OBJECTIVE: Copy the entries below exactly. Images do not belong in the copy.

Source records

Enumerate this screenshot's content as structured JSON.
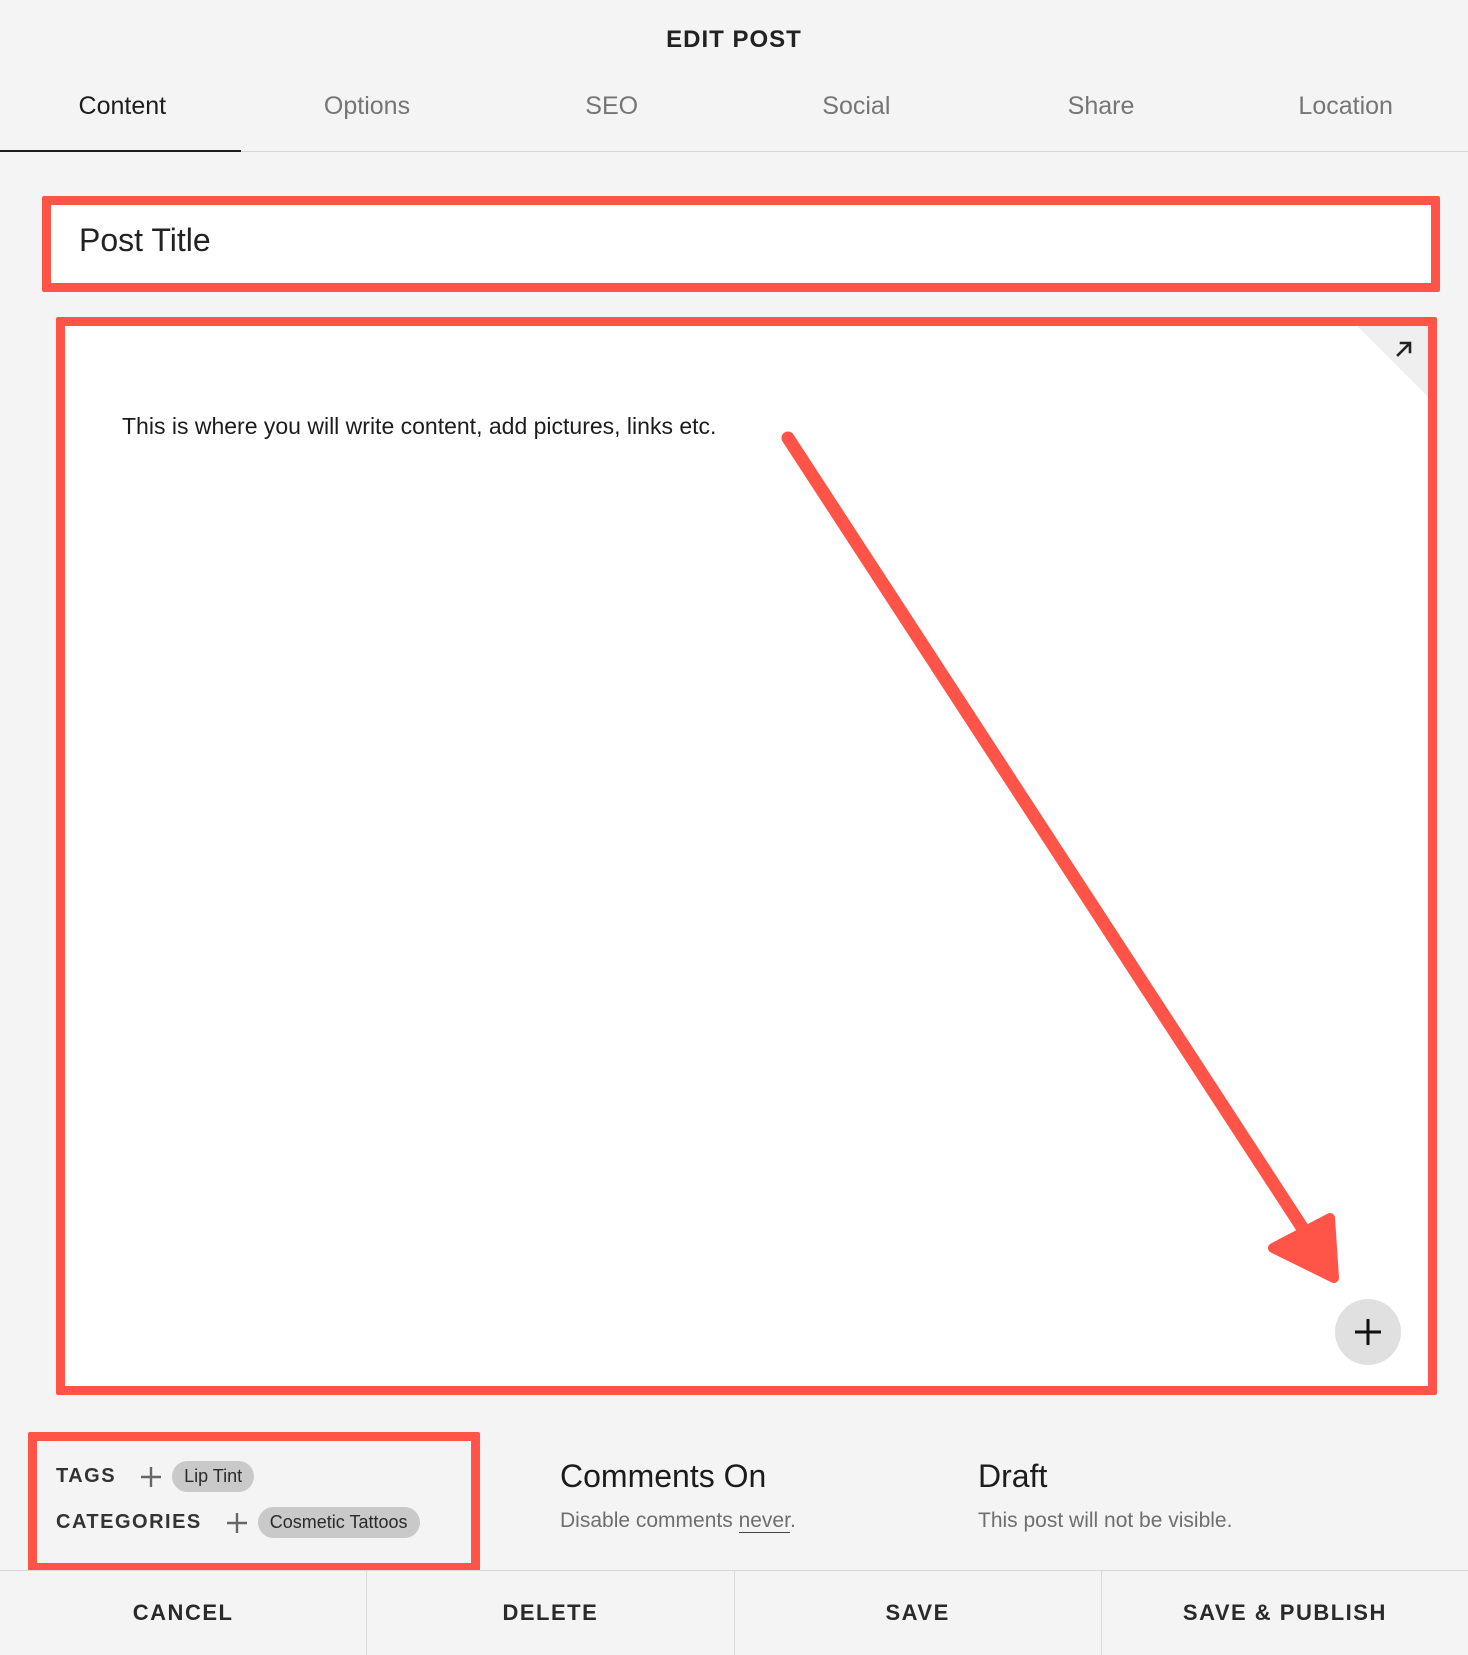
{
  "header": {
    "title": "EDIT POST"
  },
  "tabs": [
    {
      "label": "Content",
      "active": true
    },
    {
      "label": "Options"
    },
    {
      "label": "SEO"
    },
    {
      "label": "Social"
    },
    {
      "label": "Share"
    },
    {
      "label": "Location"
    }
  ],
  "post": {
    "title_placeholder": "Post Title",
    "body_text": "This is where you will write content, add pictures, links etc."
  },
  "editor": {
    "expand_icon": "expand-arrow-icon",
    "add_icon": "plus-icon"
  },
  "tags": {
    "label": "TAGS",
    "items": [
      "Lip Tint"
    ]
  },
  "categories": {
    "label": "CATEGORIES",
    "items": [
      "Cosmetic Tattoos"
    ]
  },
  "comments": {
    "title": "Comments On",
    "sub_prefix": "Disable comments ",
    "sub_link": "never",
    "sub_suffix": "."
  },
  "status": {
    "title": "Draft",
    "sub": "This post will not be visible."
  },
  "footer": {
    "cancel": "CANCEL",
    "delete": "DELETE",
    "save": "SAVE",
    "save_publish": "SAVE & PUBLISH"
  },
  "colors": {
    "annotation": "#ff5447",
    "background": "#f4f4f4",
    "chip": "#c9c9c9"
  }
}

EXERCISE RESPONSE:
Enumerate this screenshot's content as structured JSON.
{
  "header": {
    "title": "EDIT POST"
  },
  "tabs": [
    {
      "label": "Content",
      "active": true
    },
    {
      "label": "Options"
    },
    {
      "label": "SEO"
    },
    {
      "label": "Social"
    },
    {
      "label": "Share"
    },
    {
      "label": "Location"
    }
  ],
  "post": {
    "title_placeholder": "Post Title",
    "body_text": "This is where you will write content, add pictures, links etc."
  },
  "editor": {
    "expand_icon": "expand-arrow-icon",
    "add_icon": "plus-icon"
  },
  "tags": {
    "label": "TAGS",
    "items": [
      "Lip Tint"
    ]
  },
  "categories": {
    "label": "CATEGORIES",
    "items": [
      "Cosmetic Tattoos"
    ]
  },
  "comments": {
    "title": "Comments On",
    "sub_prefix": "Disable comments ",
    "sub_link": "never",
    "sub_suffix": "."
  },
  "status": {
    "title": "Draft",
    "sub": "This post will not be visible."
  },
  "footer": {
    "cancel": "CANCEL",
    "delete": "DELETE",
    "save": "SAVE",
    "save_publish": "SAVE & PUBLISH"
  },
  "colors": {
    "annotation": "#ff5447",
    "background": "#f4f4f4",
    "chip": "#c9c9c9"
  }
}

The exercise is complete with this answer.